- Set problem: Each line holding the word "JSON" counts once; give the total and nothing more.

——

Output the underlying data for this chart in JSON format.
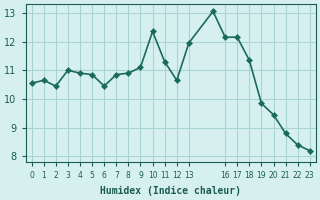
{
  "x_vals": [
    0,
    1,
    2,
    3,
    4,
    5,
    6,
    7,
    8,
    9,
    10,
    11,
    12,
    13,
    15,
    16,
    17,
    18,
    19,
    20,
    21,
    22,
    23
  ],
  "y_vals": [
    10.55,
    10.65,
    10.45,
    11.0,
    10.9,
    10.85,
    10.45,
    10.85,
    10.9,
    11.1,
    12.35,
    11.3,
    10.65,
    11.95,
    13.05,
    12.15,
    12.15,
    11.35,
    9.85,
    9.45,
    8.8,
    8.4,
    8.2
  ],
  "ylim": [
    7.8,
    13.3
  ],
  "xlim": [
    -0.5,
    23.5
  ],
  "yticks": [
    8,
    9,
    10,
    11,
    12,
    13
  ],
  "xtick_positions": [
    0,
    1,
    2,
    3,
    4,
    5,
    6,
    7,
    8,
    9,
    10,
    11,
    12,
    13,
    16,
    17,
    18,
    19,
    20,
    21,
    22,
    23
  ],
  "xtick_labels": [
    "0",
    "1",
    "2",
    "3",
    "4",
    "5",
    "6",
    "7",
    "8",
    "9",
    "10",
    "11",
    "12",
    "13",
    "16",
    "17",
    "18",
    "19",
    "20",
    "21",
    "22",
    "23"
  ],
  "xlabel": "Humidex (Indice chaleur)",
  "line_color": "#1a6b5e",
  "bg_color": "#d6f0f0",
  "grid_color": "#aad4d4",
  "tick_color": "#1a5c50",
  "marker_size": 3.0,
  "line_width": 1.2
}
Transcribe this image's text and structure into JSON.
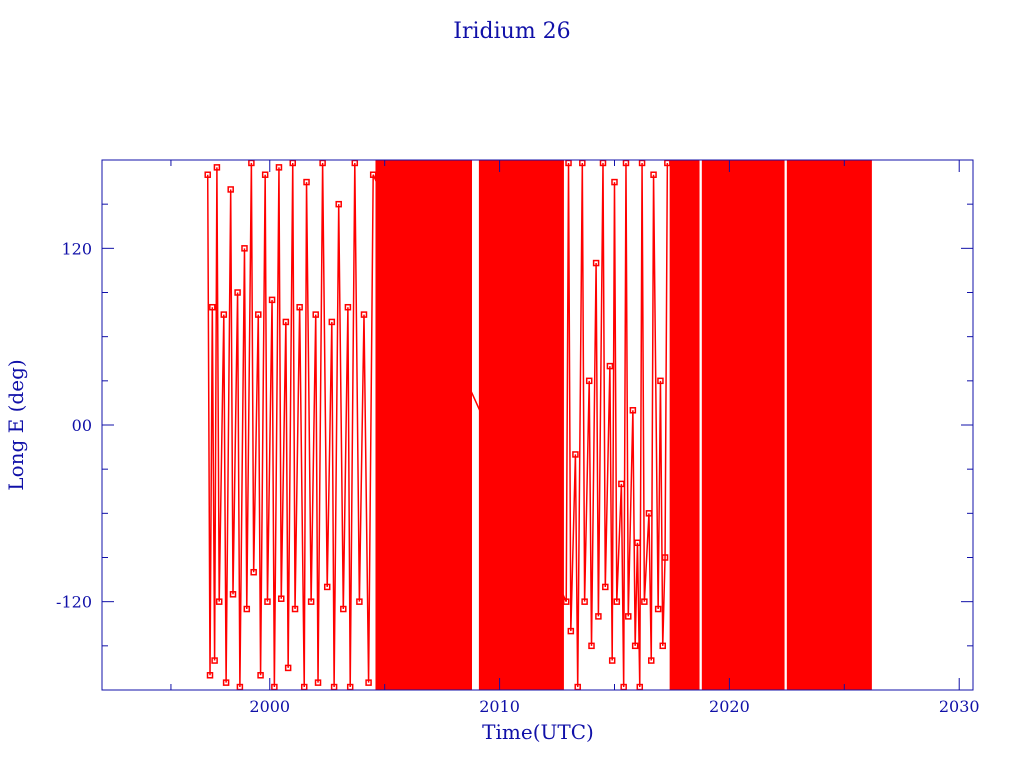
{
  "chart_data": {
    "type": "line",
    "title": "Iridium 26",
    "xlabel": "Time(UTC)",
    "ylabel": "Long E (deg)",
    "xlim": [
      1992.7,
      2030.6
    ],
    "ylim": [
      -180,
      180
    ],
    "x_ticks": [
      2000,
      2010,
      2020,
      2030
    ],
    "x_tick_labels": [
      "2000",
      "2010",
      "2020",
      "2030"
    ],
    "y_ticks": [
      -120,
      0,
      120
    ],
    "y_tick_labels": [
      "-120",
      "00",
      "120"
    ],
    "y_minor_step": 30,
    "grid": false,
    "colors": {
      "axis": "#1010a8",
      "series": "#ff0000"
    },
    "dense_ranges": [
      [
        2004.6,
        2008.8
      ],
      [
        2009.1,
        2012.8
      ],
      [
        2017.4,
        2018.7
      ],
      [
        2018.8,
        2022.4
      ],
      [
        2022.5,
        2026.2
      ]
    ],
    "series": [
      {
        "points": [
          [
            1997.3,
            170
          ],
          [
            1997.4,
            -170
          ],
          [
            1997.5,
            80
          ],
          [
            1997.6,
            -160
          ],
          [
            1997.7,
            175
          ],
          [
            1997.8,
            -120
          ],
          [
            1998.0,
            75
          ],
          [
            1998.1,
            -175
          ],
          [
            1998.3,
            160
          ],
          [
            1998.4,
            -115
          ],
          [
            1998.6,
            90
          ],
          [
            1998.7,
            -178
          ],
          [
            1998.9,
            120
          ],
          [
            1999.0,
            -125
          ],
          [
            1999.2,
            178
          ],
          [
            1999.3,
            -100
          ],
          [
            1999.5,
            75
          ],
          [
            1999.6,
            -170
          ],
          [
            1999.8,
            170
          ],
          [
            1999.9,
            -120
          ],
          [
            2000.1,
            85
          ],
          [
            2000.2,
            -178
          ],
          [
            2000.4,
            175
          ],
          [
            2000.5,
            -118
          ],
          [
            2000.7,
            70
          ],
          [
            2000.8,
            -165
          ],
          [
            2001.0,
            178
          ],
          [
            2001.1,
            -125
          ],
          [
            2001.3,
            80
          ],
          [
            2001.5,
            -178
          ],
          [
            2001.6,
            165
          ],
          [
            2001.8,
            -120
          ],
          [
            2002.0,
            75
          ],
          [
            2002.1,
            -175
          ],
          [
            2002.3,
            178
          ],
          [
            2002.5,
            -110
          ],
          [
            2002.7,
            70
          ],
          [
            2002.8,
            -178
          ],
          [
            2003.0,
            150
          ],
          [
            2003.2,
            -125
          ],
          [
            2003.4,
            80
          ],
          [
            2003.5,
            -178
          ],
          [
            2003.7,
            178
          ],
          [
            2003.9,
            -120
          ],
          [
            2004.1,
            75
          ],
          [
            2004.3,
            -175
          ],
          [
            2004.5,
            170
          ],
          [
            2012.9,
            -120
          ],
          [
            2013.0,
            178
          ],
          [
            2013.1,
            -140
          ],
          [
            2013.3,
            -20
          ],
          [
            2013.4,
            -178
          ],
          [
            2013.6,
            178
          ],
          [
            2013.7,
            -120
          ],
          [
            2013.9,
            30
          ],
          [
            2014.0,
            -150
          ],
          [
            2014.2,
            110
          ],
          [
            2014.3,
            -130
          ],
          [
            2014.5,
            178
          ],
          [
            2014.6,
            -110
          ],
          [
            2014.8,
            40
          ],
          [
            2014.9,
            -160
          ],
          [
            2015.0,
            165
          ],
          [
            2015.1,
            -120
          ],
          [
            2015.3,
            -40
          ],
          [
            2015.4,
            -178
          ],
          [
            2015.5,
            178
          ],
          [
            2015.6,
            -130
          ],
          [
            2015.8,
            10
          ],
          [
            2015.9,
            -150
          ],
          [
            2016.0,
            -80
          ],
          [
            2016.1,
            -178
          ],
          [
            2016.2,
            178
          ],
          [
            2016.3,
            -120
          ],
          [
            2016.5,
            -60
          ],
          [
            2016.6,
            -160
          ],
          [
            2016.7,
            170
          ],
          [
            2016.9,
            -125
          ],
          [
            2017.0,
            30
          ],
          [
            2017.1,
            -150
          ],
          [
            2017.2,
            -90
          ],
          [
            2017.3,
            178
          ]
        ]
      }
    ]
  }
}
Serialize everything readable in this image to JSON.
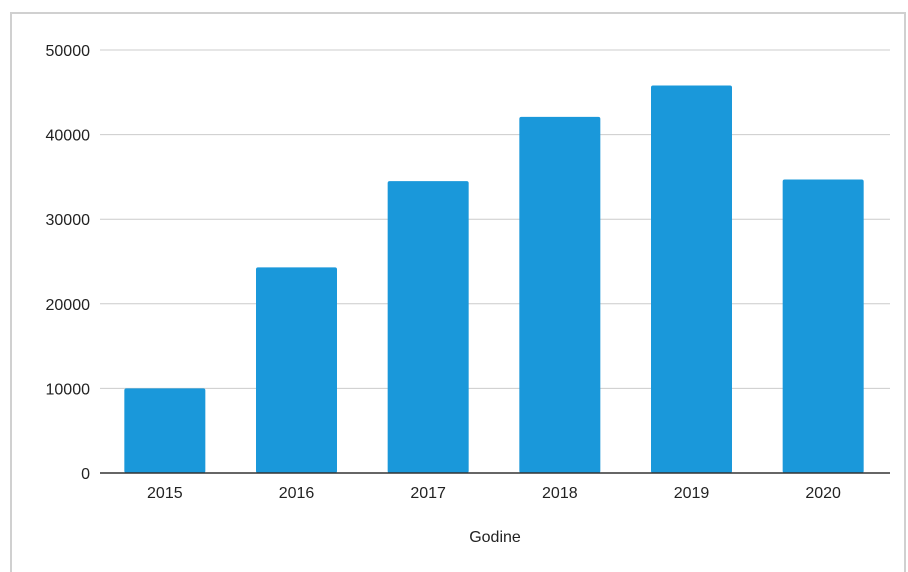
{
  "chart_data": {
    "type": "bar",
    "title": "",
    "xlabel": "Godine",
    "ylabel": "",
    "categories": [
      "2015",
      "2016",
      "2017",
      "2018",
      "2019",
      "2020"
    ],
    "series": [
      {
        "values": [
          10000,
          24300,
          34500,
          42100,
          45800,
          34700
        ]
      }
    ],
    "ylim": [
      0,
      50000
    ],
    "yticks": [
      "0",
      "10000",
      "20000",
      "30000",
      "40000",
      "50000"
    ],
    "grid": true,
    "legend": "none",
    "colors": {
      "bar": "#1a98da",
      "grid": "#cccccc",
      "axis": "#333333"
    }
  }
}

——

- Answer to the task: 3